-- Problem --
Convert the lines from the first one through the line containing "enforce-label: Enforce streaming", inclusive, into a JSON list of strings with one string per line, omitting any blank lines.

-- Data supplied --
↓

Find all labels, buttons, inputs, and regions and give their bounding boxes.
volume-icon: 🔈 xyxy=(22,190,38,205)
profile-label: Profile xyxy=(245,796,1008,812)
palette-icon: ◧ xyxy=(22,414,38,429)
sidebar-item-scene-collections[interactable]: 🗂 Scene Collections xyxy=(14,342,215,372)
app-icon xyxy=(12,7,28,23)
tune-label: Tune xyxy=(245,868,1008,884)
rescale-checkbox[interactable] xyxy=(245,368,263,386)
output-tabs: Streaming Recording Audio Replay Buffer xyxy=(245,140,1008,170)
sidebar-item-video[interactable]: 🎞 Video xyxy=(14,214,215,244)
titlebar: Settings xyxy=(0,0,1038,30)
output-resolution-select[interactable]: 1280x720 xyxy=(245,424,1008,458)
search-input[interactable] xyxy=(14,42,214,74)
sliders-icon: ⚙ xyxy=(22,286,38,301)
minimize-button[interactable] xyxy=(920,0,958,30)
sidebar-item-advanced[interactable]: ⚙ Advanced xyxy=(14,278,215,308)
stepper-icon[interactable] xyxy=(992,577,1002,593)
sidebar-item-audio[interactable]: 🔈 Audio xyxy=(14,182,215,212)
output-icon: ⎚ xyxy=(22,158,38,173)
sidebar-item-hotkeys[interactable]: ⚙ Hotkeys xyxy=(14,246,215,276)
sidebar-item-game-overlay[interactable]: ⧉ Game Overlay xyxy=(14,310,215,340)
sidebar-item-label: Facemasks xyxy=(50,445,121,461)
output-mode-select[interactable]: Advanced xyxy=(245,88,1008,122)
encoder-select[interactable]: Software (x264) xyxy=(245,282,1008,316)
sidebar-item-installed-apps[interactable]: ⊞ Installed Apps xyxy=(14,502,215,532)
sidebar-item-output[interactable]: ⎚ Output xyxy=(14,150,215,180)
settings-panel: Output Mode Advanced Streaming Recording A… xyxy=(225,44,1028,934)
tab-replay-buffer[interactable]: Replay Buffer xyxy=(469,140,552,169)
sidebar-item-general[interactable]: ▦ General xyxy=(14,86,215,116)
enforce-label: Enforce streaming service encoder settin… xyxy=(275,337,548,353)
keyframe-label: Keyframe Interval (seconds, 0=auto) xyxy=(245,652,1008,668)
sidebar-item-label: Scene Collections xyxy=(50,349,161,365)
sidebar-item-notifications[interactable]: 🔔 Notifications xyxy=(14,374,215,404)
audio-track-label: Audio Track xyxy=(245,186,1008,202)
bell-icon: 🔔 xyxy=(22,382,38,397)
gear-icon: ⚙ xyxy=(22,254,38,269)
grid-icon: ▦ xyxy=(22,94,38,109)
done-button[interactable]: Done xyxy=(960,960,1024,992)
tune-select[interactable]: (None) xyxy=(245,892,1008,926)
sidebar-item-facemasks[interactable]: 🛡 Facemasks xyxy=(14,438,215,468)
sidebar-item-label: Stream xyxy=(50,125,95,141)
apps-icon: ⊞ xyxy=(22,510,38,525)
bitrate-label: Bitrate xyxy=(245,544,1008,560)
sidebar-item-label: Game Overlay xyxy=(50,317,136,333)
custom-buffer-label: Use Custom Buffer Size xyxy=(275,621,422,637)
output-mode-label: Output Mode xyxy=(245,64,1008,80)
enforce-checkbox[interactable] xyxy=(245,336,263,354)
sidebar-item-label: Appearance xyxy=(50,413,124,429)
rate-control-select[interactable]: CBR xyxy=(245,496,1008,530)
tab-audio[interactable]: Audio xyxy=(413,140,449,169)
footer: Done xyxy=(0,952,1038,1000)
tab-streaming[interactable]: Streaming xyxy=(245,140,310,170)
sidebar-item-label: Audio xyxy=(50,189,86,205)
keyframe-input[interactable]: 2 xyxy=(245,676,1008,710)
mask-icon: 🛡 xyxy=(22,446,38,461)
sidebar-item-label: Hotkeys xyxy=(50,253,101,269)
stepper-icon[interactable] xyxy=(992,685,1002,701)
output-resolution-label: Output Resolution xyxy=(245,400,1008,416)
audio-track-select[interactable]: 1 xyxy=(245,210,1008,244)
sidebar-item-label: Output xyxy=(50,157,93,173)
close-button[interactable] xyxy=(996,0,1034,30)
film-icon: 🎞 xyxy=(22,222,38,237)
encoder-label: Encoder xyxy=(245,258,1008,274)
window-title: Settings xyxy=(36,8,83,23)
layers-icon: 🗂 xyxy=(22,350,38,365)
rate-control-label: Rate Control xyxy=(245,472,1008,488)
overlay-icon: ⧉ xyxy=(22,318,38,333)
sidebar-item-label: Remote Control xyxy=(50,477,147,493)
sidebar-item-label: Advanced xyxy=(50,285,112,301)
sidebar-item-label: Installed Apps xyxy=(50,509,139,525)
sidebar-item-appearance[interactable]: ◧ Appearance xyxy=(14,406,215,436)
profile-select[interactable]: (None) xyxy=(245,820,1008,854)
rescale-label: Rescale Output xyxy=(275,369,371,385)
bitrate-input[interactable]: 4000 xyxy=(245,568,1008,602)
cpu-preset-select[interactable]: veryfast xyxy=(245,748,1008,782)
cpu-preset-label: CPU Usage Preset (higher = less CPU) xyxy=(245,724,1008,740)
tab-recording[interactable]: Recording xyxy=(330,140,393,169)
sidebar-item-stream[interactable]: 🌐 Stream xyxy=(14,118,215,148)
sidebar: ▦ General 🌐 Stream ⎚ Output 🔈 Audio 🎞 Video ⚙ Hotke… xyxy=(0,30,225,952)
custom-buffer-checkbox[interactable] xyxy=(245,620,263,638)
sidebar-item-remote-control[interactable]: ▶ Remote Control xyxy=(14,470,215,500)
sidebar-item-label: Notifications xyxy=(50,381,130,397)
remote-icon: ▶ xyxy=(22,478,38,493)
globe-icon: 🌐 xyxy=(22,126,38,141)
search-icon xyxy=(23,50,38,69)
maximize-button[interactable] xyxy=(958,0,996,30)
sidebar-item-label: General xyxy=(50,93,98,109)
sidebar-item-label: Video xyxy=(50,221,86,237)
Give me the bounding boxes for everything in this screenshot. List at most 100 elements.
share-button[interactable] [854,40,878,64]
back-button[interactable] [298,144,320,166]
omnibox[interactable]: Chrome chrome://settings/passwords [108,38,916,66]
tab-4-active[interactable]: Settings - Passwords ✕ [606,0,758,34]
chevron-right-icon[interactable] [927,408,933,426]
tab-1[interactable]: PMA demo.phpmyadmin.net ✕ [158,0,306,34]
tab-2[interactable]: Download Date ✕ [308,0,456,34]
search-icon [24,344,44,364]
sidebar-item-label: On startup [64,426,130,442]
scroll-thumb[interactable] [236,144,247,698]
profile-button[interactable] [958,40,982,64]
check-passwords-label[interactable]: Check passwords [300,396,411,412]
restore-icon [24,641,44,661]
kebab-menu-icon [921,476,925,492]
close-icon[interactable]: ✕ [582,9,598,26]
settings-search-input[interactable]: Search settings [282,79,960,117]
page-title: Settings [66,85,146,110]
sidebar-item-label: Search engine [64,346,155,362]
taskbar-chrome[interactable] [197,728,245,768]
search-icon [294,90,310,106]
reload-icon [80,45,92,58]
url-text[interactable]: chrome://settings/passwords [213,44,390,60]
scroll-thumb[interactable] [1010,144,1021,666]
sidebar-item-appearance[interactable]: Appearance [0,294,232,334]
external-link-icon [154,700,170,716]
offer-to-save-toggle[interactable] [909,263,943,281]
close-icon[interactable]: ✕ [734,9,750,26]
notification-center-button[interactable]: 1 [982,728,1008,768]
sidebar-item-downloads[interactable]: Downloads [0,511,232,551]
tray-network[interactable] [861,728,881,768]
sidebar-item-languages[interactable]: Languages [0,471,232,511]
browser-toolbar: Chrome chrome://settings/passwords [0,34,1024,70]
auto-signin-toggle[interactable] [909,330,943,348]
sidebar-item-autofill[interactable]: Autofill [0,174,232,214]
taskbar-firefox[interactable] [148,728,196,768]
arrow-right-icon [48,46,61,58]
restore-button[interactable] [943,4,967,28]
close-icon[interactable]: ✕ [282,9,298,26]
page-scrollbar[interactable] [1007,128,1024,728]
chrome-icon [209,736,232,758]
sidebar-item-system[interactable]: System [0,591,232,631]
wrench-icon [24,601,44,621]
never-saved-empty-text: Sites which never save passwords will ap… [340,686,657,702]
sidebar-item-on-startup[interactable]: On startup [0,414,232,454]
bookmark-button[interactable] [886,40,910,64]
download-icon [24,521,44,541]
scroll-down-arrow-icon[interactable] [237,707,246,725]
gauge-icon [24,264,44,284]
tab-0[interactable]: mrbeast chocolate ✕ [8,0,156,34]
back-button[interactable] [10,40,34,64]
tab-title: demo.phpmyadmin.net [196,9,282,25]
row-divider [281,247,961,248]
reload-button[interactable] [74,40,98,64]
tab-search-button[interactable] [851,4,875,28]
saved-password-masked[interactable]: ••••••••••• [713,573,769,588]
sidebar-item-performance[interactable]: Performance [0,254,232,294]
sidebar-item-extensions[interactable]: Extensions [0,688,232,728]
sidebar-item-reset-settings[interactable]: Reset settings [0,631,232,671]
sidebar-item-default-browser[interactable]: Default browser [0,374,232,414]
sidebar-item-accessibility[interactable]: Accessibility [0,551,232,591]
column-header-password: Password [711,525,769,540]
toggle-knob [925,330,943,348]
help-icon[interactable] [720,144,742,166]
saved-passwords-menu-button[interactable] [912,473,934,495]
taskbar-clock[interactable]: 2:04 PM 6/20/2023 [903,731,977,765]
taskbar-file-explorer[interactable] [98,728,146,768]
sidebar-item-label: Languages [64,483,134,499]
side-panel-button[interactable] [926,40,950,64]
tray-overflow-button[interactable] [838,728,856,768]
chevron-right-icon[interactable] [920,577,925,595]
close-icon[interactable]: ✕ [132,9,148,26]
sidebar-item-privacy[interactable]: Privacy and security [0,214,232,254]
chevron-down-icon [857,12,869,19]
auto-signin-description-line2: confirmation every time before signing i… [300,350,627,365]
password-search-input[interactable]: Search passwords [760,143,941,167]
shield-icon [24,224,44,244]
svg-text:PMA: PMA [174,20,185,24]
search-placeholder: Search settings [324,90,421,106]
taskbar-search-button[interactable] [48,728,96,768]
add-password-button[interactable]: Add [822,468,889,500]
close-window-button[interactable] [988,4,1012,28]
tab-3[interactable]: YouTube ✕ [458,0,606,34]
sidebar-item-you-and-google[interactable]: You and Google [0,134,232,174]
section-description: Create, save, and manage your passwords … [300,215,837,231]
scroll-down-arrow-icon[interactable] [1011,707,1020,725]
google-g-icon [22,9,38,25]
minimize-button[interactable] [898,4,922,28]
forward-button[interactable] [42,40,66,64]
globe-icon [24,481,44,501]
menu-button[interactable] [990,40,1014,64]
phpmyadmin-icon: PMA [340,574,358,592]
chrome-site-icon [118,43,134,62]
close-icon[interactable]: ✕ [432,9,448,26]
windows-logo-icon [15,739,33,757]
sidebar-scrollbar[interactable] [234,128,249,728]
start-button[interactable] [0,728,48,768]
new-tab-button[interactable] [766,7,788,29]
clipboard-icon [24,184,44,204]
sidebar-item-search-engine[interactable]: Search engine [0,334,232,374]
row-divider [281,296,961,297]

↑

-- Result of the task --
[
  "Find all labels, buttons, inputs, and regions and give their bounding boxes.",
  "volume-icon: 🔈 xyxy=(22,190,38,205)",
  "profile-label: Profile xyxy=(245,796,1008,812)",
  "palette-icon: ◧ xyxy=(22,414,38,429)",
  "sidebar-item-scene-collections[interactable]: 🗂 Scene Collections xyxy=(14,342,215,372)",
  "app-icon xyxy=(12,7,28,23)",
  "tune-label: Tune xyxy=(245,868,1008,884)",
  "rescale-checkbox[interactable] xyxy=(245,368,263,386)",
  "output-tabs: Streaming Recording Audio Replay Buffer xyxy=(245,140,1008,170)",
  "sidebar-item-video[interactable]: 🎞 Video xyxy=(14,214,215,244)",
  "titlebar: Settings xyxy=(0,0,1038,30)",
  "output-resolution-select[interactable]: 1280x720 xyxy=(245,424,1008,458)",
  "search-input[interactable] xyxy=(14,42,214,74)",
  "sliders-icon: ⚙ xyxy=(22,286,38,301)",
  "minimize-button[interactable] xyxy=(920,0,958,30)",
  "sidebar-item-advanced[interactable]: ⚙ Advanced xyxy=(14,278,215,308)",
  "stepper-icon[interactable] xyxy=(992,577,1002,593)",
  "sidebar-item-audio[interactable]: 🔈 Audio xyxy=(14,182,215,212)",
  "output-icon: ⎚ xyxy=(22,158,38,173)",
  "sidebar-item-hotkeys[interactable]: ⚙ Hotkeys xyxy=(14,246,215,276)",
  "sidebar-item-game-overlay[interactable]: ⧉ Game Overlay xyxy=(14,310,215,340)",
  "sidebar-item-label: Facemasks xyxy=(50,445,121,461)",
  "output-mode-select[interactable]: Advanced xyxy=(245,88,1008,122)",
  "encoder-select[interactable]: Software (x264) xyxy=(245,282,1008,316)",
  "sidebar-item-installed-apps[interactable]: ⊞ Installed Apps xyxy=(14,502,215,532)",
  "sidebar-item-output[interactable]: ⎚ Output xyxy=(14,150,215,180)",
  "settings-panel: Output Mode Advanced Streaming Recording A… xyxy=(225,44,1028,934)",
  "tab-replay-buffer[interactable]: Replay Buffer xyxy=(469,140,552,169)",
  "sidebar-item-general[interactable]: ▦ General xyxy=(14,86,215,116)",
  "enforce-label: Enforce streaming service encoder settin… xyxy=(275,337,548,353)"
]